DATA ENTRIES:
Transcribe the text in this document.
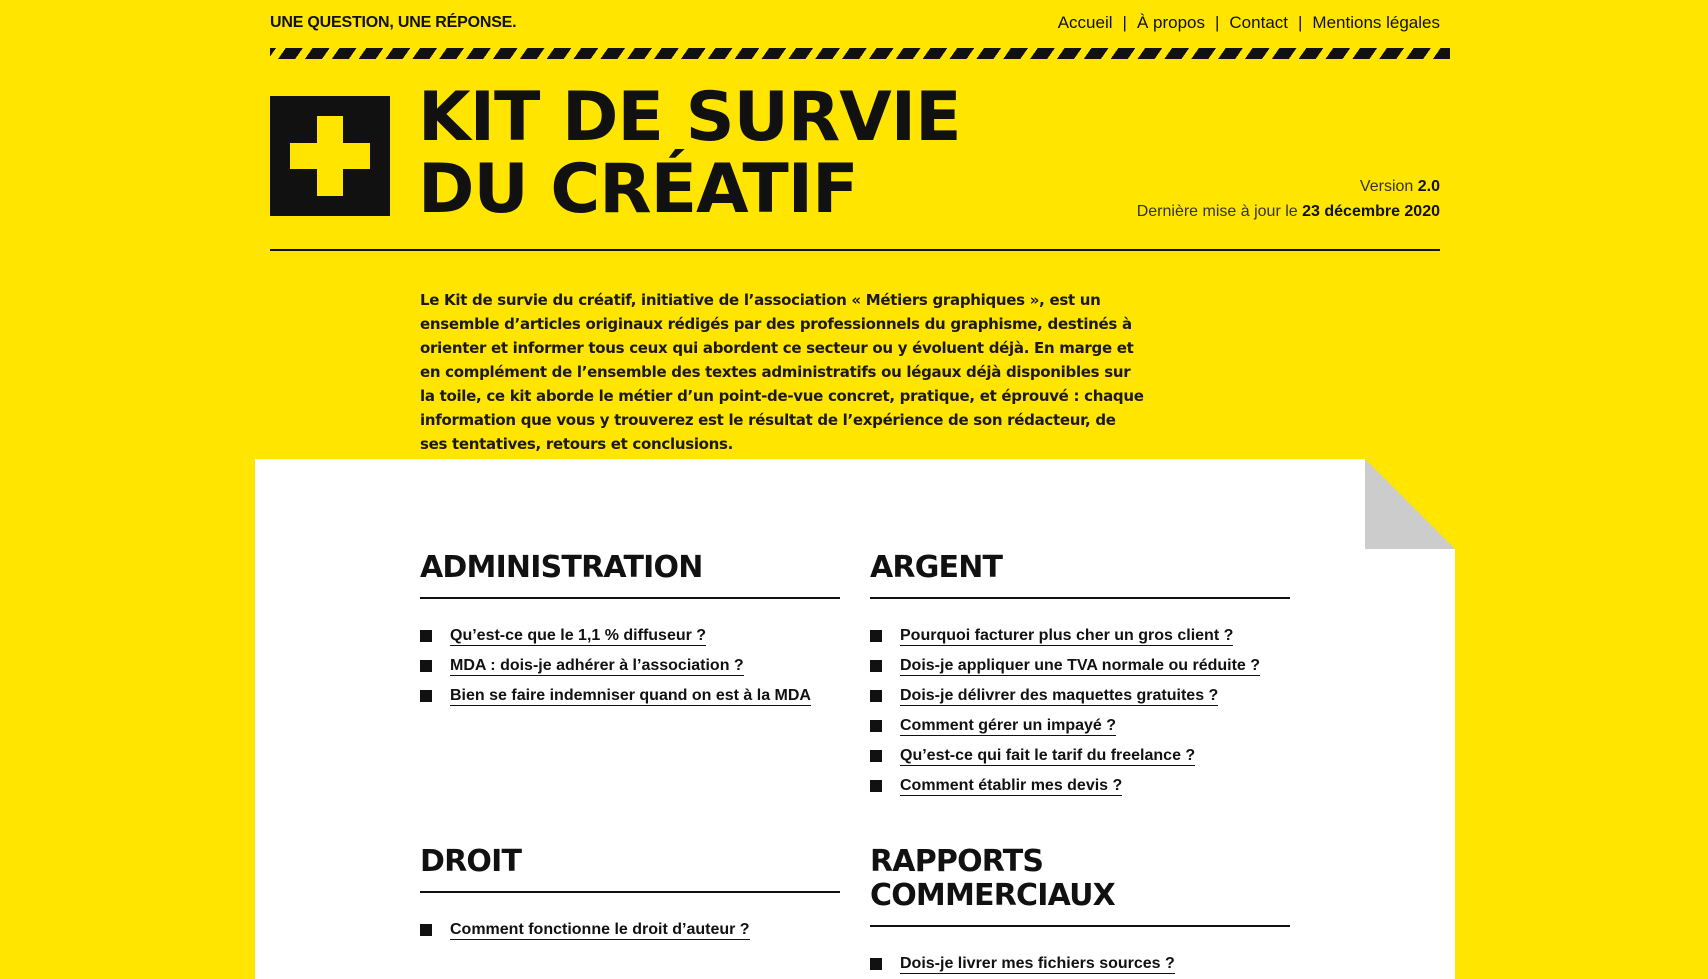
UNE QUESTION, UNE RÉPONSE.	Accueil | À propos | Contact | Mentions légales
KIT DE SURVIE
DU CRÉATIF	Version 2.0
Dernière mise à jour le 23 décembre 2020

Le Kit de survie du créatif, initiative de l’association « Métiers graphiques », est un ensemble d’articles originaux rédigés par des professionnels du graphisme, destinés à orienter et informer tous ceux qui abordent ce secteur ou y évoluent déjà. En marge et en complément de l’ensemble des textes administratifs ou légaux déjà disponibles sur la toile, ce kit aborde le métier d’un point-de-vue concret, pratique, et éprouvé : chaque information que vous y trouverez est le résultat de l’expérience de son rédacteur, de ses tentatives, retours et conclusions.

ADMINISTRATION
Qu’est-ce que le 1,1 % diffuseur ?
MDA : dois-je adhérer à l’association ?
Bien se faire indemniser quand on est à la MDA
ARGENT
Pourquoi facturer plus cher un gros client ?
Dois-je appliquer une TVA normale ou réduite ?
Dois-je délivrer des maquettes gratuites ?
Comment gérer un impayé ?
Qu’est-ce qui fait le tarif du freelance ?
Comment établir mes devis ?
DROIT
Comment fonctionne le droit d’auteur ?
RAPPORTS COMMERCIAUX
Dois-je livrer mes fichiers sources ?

...

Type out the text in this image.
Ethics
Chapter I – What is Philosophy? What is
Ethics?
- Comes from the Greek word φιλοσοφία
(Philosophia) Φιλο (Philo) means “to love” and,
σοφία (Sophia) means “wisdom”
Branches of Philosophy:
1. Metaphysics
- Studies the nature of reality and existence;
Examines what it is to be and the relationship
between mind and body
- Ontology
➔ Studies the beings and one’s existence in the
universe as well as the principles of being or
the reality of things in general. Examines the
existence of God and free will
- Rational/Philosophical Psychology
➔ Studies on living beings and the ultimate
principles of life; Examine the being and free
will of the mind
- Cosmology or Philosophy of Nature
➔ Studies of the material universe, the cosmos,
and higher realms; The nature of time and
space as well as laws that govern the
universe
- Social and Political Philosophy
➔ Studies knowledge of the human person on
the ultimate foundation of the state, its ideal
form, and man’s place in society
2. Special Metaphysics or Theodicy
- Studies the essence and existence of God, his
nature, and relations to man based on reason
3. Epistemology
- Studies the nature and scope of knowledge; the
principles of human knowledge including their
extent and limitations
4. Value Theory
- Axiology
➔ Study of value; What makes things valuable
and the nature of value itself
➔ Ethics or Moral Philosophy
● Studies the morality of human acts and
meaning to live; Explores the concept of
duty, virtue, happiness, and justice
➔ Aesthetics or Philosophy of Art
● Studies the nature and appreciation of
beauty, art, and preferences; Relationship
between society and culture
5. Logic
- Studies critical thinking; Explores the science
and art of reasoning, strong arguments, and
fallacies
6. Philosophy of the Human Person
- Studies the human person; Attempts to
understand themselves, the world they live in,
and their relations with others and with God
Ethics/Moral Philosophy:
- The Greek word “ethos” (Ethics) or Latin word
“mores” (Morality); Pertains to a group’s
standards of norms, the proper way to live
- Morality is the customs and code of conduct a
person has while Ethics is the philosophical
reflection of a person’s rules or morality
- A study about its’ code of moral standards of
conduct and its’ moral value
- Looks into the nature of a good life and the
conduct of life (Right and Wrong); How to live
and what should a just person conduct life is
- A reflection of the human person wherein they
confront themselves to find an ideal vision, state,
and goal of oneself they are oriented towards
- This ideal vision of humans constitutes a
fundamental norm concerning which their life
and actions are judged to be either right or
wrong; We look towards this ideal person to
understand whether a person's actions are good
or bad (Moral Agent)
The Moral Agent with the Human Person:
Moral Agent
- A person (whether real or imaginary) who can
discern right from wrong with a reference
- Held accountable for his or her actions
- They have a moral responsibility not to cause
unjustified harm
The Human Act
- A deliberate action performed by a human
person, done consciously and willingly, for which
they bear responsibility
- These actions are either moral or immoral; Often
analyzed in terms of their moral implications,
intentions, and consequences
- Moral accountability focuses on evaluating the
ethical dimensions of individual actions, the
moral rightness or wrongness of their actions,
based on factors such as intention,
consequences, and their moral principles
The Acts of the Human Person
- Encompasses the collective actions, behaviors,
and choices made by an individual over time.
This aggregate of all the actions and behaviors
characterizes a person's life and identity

TASK STATEMENT: Pick out each line above that includes "association" and show it.

FINISHED ANSWER:
Le Kit de survie du créatif, initiative de l’association « Métiers graphiques », est un ensemble d’articles originaux rédigés par des professionnels du graphisme, destinés à orienter et informer tous ceux qui abordent ce secteur ou y évoluent déjà. En marge et en complément de l’ensemble des textes administratifs ou légaux déjà disponibles sur la toile, ce kit aborde le métier d’un point-de-vue concret, pratique, et éprouvé : chaque information que vous y trouverez est le résultat de l’expérience de son rédacteur, de ses tentatives, retours et conclusions.
MDA : dois-je adhérer à l’association ?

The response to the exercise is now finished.